## WORK TO DO
Keep only the lines of the listing that include the word "document", and copy them.

━━━━━ RECORD SET ━━━━━

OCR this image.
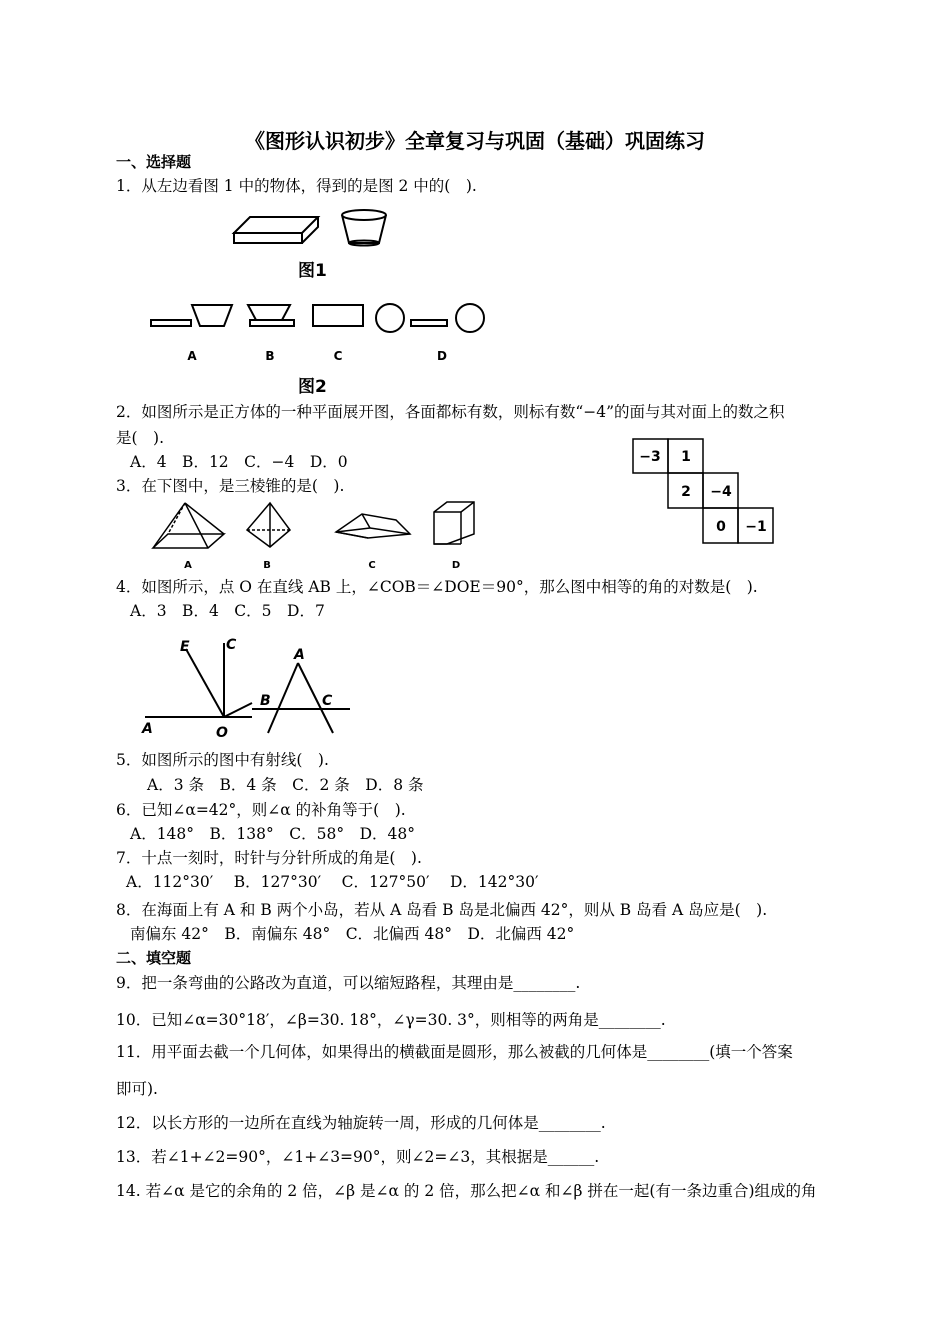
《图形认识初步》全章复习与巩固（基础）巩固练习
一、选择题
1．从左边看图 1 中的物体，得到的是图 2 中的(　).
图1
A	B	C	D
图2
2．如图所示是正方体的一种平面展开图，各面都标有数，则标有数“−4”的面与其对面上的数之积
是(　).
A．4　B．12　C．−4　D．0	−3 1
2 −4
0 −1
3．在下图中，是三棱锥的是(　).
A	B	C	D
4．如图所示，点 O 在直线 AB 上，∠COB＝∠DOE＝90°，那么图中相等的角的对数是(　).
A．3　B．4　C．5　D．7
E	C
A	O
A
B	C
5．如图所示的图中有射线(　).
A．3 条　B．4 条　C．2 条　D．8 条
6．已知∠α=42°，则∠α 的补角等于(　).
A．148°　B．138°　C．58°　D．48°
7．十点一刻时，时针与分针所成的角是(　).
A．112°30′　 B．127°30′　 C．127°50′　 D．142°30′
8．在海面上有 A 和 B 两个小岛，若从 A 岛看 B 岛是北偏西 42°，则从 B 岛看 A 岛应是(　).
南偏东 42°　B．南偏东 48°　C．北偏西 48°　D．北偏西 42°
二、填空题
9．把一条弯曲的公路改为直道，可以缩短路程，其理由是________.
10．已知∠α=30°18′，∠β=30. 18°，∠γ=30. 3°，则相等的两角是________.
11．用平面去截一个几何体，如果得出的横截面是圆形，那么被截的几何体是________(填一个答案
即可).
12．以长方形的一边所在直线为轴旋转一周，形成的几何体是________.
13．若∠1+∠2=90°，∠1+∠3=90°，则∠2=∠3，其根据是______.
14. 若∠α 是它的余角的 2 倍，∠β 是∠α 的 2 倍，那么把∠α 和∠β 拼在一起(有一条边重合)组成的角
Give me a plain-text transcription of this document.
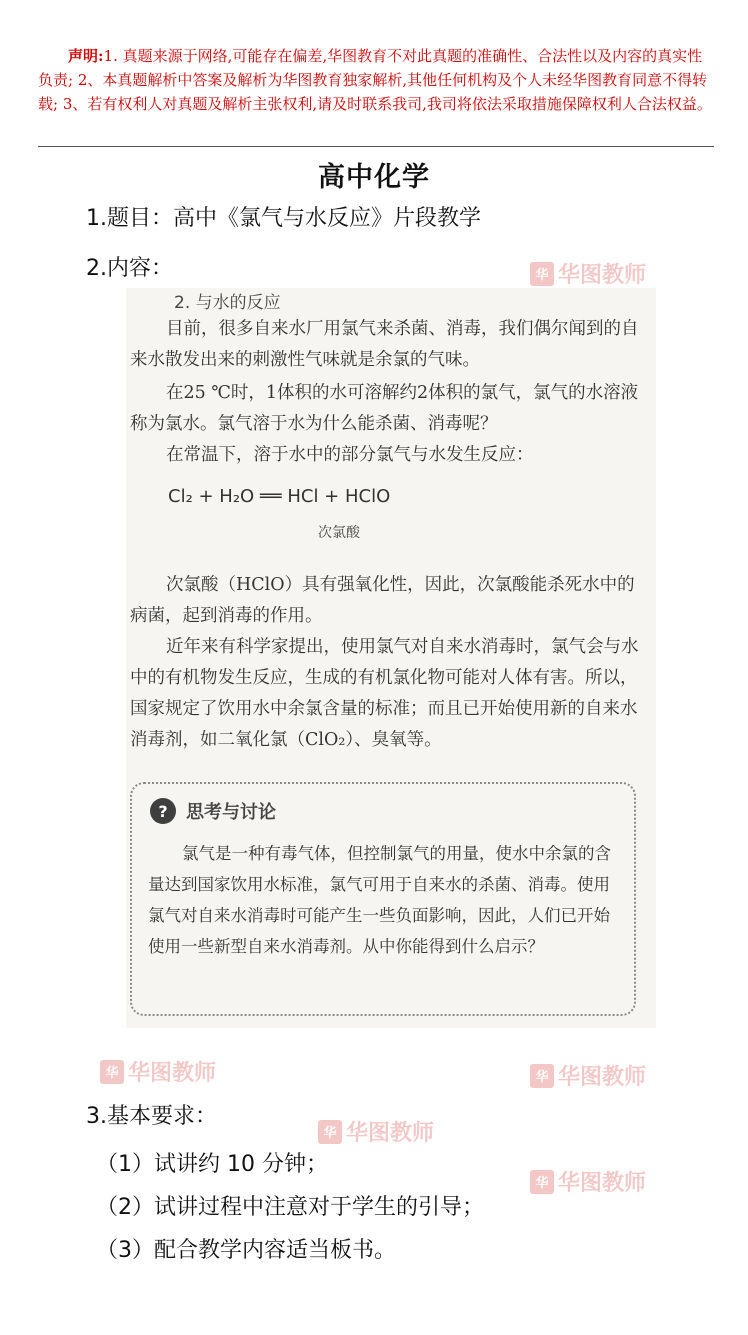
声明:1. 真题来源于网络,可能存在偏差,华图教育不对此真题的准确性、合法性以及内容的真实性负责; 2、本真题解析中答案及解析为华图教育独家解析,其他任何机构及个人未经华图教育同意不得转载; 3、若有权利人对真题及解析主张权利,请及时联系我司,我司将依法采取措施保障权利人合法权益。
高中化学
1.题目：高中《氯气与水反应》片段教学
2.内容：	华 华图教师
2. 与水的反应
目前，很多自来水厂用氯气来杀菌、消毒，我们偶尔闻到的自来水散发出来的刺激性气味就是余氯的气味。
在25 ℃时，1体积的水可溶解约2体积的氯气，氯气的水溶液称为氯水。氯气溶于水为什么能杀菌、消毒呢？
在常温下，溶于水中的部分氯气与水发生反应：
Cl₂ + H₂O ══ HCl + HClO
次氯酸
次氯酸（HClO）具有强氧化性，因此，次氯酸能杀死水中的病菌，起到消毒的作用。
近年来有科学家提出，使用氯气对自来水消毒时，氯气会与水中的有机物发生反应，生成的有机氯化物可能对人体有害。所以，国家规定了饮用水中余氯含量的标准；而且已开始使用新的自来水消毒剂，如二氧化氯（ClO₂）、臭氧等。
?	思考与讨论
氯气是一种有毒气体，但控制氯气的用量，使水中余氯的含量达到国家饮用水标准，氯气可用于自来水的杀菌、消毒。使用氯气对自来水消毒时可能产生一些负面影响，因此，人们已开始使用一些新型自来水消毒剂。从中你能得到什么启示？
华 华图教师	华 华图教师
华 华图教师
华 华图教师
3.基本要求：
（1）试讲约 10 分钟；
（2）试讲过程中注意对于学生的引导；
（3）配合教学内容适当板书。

━━━━━
━━━━━ RECORD SET ━━━━━

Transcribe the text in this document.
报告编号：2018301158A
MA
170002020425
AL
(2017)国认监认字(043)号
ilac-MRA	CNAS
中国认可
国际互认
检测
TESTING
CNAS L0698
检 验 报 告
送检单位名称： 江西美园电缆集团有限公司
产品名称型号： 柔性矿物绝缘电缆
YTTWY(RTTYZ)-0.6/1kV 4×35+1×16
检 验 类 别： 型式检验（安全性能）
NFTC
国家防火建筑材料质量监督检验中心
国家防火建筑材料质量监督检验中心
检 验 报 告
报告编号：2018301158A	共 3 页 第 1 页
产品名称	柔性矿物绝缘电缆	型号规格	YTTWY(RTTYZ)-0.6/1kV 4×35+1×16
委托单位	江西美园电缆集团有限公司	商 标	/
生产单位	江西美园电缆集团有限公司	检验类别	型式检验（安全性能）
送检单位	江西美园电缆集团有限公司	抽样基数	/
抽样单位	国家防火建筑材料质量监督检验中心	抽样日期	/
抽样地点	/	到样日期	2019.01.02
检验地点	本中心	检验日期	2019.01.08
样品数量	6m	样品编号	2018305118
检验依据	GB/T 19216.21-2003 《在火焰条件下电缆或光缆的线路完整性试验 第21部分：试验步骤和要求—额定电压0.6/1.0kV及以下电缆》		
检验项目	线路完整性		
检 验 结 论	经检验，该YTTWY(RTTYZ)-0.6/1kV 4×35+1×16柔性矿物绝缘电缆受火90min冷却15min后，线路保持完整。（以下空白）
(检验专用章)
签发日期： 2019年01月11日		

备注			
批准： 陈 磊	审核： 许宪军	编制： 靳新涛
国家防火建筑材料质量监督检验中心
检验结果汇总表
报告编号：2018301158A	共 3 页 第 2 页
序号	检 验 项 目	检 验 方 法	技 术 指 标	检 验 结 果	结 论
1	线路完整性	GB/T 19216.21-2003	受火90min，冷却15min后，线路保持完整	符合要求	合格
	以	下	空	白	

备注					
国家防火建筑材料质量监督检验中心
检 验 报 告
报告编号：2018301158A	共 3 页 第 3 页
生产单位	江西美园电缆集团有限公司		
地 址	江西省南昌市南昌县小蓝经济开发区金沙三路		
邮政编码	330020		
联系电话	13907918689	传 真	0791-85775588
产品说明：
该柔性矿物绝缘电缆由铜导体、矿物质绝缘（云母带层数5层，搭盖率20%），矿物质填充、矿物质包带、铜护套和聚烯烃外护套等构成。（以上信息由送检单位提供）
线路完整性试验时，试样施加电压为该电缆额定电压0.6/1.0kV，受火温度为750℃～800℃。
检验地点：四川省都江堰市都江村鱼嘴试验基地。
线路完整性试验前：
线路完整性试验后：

━━━━━
━━━━━ RECORD SET ━━━━━

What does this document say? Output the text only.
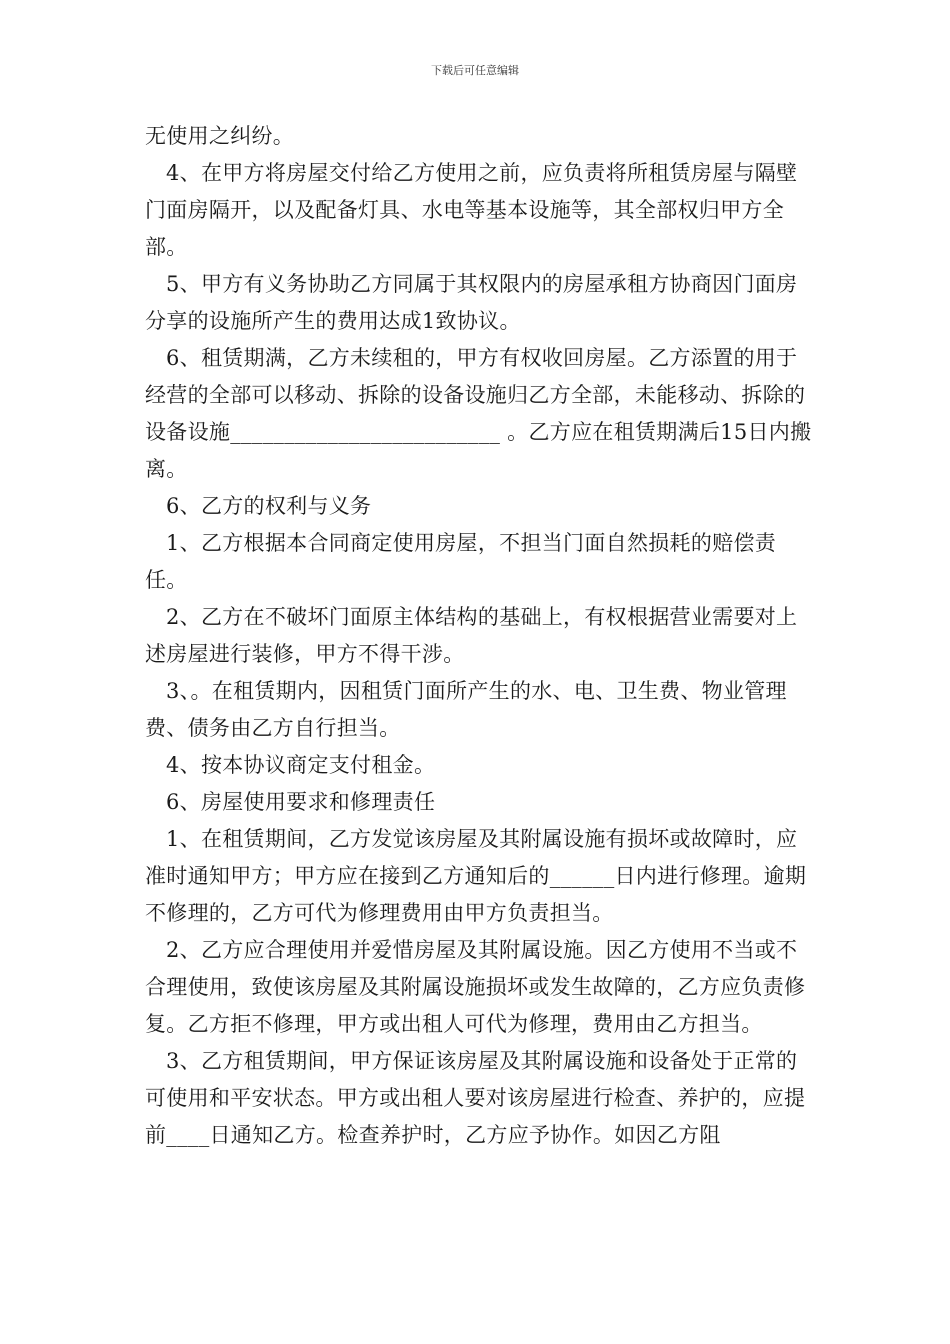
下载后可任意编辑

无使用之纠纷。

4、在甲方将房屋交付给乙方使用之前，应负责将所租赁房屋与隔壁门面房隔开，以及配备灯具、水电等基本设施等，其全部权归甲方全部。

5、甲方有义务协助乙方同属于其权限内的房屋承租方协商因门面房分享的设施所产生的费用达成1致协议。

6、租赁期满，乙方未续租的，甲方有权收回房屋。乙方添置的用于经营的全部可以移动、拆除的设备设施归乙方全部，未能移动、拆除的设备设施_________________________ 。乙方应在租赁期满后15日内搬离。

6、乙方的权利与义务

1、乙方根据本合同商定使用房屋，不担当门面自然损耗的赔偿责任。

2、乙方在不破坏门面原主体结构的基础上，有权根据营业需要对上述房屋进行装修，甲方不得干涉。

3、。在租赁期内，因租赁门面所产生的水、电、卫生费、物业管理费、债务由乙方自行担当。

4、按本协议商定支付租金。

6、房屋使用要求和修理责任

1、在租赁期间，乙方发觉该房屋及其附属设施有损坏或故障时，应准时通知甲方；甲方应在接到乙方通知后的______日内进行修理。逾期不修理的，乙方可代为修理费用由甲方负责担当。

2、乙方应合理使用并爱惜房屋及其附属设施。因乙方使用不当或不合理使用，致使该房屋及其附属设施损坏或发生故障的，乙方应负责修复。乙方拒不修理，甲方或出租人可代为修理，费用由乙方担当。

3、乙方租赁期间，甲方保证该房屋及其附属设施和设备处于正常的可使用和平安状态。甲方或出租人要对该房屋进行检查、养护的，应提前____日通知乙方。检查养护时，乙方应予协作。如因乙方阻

━━━━━

## WORKED ANSWER
Give me a plain-text transcription of this document.
Transcribe the text in this document.
What does this document say? Output the text only.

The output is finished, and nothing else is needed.